** begin ENTRIES SHOWN **

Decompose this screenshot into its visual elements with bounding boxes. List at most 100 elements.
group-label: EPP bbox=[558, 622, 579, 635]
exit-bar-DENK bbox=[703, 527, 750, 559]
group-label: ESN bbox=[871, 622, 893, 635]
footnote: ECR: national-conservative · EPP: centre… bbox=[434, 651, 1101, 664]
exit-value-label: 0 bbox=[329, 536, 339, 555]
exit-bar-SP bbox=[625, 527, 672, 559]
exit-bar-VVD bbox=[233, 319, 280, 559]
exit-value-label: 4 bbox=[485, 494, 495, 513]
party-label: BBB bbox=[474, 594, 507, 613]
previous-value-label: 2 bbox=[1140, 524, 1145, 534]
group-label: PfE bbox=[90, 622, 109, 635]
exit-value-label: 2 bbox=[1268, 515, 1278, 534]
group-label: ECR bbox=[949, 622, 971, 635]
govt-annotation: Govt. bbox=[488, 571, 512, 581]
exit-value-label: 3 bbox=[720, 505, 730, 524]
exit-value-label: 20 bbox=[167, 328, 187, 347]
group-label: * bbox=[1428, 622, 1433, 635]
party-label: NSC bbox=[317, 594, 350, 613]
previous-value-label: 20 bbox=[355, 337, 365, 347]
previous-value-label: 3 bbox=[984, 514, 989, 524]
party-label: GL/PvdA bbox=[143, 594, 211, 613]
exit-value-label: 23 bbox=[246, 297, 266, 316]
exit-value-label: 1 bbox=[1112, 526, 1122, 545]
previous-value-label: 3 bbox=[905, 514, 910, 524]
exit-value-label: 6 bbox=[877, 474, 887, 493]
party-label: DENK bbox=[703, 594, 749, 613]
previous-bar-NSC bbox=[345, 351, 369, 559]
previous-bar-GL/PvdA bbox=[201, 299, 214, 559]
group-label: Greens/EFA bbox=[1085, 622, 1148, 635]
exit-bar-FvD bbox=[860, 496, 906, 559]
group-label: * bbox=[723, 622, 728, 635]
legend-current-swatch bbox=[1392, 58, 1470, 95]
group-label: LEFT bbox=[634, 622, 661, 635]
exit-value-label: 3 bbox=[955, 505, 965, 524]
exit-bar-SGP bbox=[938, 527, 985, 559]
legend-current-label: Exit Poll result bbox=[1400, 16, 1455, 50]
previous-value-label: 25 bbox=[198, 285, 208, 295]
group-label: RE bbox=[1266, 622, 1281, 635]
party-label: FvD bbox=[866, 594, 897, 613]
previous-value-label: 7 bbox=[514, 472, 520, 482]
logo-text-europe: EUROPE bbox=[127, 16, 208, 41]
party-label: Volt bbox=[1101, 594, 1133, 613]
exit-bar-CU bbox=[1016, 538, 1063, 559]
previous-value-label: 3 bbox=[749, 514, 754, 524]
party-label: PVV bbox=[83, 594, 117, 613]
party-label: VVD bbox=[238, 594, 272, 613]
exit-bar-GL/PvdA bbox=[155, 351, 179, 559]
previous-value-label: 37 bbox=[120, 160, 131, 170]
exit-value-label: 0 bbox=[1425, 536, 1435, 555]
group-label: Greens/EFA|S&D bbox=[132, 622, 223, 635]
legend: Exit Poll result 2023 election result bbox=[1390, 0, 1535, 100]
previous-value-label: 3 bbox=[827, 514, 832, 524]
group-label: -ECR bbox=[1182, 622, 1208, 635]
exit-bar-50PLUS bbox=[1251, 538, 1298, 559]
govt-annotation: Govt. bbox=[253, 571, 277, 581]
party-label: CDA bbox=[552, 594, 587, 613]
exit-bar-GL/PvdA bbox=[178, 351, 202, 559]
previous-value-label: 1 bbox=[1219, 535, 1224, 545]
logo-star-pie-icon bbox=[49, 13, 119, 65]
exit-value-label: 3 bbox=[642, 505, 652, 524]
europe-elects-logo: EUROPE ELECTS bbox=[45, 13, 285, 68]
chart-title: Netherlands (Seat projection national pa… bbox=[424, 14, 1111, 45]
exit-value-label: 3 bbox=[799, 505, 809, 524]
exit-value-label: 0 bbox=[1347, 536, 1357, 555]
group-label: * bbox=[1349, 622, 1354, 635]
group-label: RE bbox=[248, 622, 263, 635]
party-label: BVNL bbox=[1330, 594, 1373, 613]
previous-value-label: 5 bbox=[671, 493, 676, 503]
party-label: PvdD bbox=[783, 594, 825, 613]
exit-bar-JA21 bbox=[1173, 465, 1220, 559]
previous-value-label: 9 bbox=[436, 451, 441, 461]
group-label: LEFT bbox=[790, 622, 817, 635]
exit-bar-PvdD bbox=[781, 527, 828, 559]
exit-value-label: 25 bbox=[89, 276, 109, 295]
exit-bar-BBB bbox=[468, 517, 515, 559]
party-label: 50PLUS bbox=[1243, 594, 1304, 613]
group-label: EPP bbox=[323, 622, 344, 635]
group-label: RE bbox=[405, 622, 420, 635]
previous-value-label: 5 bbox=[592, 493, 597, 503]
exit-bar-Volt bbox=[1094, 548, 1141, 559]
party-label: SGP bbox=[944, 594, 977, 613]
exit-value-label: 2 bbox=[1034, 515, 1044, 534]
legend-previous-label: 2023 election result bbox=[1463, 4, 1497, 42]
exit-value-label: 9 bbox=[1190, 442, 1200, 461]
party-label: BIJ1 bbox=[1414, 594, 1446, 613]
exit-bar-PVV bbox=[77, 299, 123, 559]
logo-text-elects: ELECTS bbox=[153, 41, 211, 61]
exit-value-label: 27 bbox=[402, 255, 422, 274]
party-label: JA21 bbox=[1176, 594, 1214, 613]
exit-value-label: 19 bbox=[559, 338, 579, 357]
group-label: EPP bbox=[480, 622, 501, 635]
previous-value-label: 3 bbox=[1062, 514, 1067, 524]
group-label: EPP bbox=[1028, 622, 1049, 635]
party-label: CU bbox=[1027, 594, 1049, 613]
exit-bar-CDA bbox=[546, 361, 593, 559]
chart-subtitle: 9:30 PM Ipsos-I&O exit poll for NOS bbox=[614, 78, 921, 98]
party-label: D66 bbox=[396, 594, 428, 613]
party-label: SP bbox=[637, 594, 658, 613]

** end ENTRIES SHOWN **

* _WHAT YOU WILL DO_: Output the lines of the data above as a JSON list of strings, with one string per line and blank lines omitted.

* _RESULT_:
[
  "Decompose this screenshot into its visual elements with bounding boxes. List at most 100 elements.",
  "group-label: EPP bbox=[558, 622, 579, 635]",
  "exit-bar-DENK bbox=[703, 527, 750, 559]",
  "group-label: ESN bbox=[871, 622, 893, 635]",
  "footnote: ECR: national-conservative · EPP: centre… bbox=[434, 651, 1101, 664]",
  "exit-value-label: 0 bbox=[329, 536, 339, 555]",
  "exit-bar-SP bbox=[625, 527, 672, 559]",
  "exit-bar-VVD bbox=[233, 319, 280, 559]",
  "exit-value-label: 4 bbox=[485, 494, 495, 513]",
  "party-label: BBB bbox=[474, 594, 507, 613]",
  "previous-value-label: 2 bbox=[1140, 524, 1145, 534]",
  "group-label: PfE bbox=[90, 622, 109, 635]",
  "exit-value-label: 2 bbox=[1268, 515, 1278, 534]",
  "group-label: ECR bbox=[949, 622, 971, 635]",
  "govt-annotation: Govt. bbox=[488, 571, 512, 581]",
  "exit-value-label: 3 bbox=[720, 505, 730, 524]",
  "exit-value-label: 20 bbox=[167, 328, 187, 347]",
  "group-label: * bbox=[1428, 622, 1433, 635]",
  "party-label: NSC bbox=[317, 594, 350, 613]",
  "previous-value-label: 20 bbox=[355, 337, 365, 347]",
  "previous-value-label: 3 bbox=[984, 514, 989, 524]",
  "party-label: GL/PvdA bbox=[143, 594, 211, 613]",
  "exit-value-label: 23 bbox=[246, 297, 266, 316]",
  "exit-value-label: 1 bbox=[1112, 526, 1122, 545]",
  "previous-value-label: 3 bbox=[905, 514, 910, 524]",
  "exit-value-label: 6 bbox=[877, 474, 887, 493]",
  "party-label: DENK bbox=[703, 594, 749, 613]",
  "previous-bar-NSC bbox=[345, 351, 369, 559]",
  "previous-bar-GL/PvdA bbox=[201, 299, 214, 559]",
  "group-label: Greens/EFA bbox=[1085, 622, 1148, 635]",
  "exit-bar-FvD bbox=[860, 496, 906, 559]",
  "group-label: * bbox=[723, 622, 728, 635]",
  "legend-current-swatch bbox=[1392, 58, 1470, 95]",
  "group-label: LEFT bbox=[634, 622, 661, 635]",
  "exit-value-label: 3 bbox=[955, 505, 965, 524]",
  "exit-bar-SGP bbox=[938, 527, 985, 559]",
  "legend-current-label: Exit Poll result bbox=[1400, 16, 1455, 50]",
  "previous-value-label: 25 bbox=[198, 285, 208, 295]",
  "group-label: RE bbox=[1266, 622, 1281, 635]",
  "party-label: FvD bbox=[866, 594, 897, 613]",
  "previous-value-label: 7 bbox=[514, 472, 520, 482]",
  "logo-text-europe: EUROPE bbox=[127, 16, 208, 41]",
  "party-label: Volt bbox=[1101, 594, 1133, 613]",
  "exit-bar-CU bbox=[1016, 538, 1063, 559]",
  "previous-value-label: 3 bbox=[749, 514, 754, 524]",
  "party-label: PVV bbox=[83, 594, 117, 613]",
  "party-label: VVD bbox=[238, 594, 272, 613]",
  "exit-bar-GL/PvdA bbox=[155, 351, 179, 559]",
  "previous-value-label: 37 bbox=[120, 160, 131, 170]",
  "exit-value-label: 0 bbox=[1425, 536, 1435, 555]",
  "group-label: Greens/EFA|S&D bbox=[132, 622, 223, 635]",
  "legend: Exit Poll result 2023 election result bbox=[1390, 0, 1535, 100]",
  "previous-value-label: 3 bbox=[827, 514, 832, 524]",
  "group-label: -ECR bbox=[1182, 622, 1208, 635]",
  "exit-bar-50PLUS bbox=[1251, 538, 1298, 559]",
  "govt-annotation: Govt. bbox=[253, 571, 277, 581]",
  "party-label: CDA bbox=[552, 594, 587, 613]",
  "exit-bar-GL/PvdA bbox=[178, 351, 202, 559]",
  "previous-value-label: 1 bbox=[1219, 535, 1224, 545]",
  "logo-star-pie-icon bbox=[49, 13, 119, 65]",
  "exit-value-label: 3 bbox=[642, 505, 652, 524]",
  "europe-elects-logo: EUROPE ELECTS bbox=[45, 13, 285, 68]",
  "chart-title: Netherlands (Seat projection national pa… bbox=[424, 14, 1111, 45]",
  "exit-value-label: 3 bbox=[799, 505, 809, 524]",
  "exit-value-label: 0 bbox=[1347, 536, 1357, 555]",
  "group-label: * bbox=[1349, 622, 1354, 635]",
  "group-label: RE bbox=[248, 622, 263, 635]",
  "party-label: BVNL bbox=[1330, 594, 1373, 613]",
  "previous-value-label: 5 bbox=[671, 493, 676, 503]",
  "party-label: PvdD bbox=[783, 594, 825, 613]",
  "exit-bar-JA21 bbox=[1173, 465, 1220, 559]",
  "previous-value-label: 9 bbox=[436, 451, 441, 461]",
  "group-label: LEFT bbox=[790, 622, 817, 635]",
  "exit-bar-PvdD bbox=[781, 527, 828, 559]",
  "exit-value-label: 25 bbox=[89, 276, 109, 295]",
  "exit-bar-BBB bbox=[468, 517, 515, 559]",
  "party-label: 50PLUS bbox=[1243, 594, 1304, 613]",
  "group-label: EPP bbox=[323, 622, 344, 635]",
  "group-label: RE bbox=[405, 622, 420, 635]",
  "previous-value-label: 5 bbox=[592, 493, 597, 503]",
  "exit-bar-Volt bbox=[1094, 548, 1141, 559]",
  "party-label: SGP bbox=[944, 594, 977, 613]",
  "exit-value-label: 2 bbox=[1034, 515, 1044, 534]",
  "legend-previous-label: 2023 election result bbox=[1463, 4, 1497, 42]",
  "exit-value-label: 9 bbox=[1190, 442, 1200, 461]",
  "party-label: BIJ1 bbox=[1414, 594, 1446, 613]",
  "exit-bar-PVV bbox=[77, 299, 123, 559]",
  "logo-text-elects: ELECTS bbox=[153, 41, 211, 61]",
  "exit-value-label: 27 bbox=[402, 255, 422, 274]",
  "party-label: JA21 bbox=[1176, 594, 1214, 613]",
  "exit-value-label: 19 bbox=[559, 338, 579, 357]",
  "group-label: EPP bbox=[480, 622, 501, 635]",
  "previous-value-label: 3 bbox=[1062, 514, 1067, 524]",
  "group-label: EPP bbox=[1028, 622, 1049, 635]",
  "party-label: CU bbox=[1027, 594, 1049, 613]",
  "exit-bar-CDA bbox=[546, 361, 593, 559]",
  "chart-subtitle: 9:30 PM Ipsos-I&O exit poll for NOS bbox=[614, 78, 921, 98]",
  "party-label: D66 bbox=[396, 594, 428, 613]",
  "party-label: SP bbox=[637, 594, 658, 613]"
]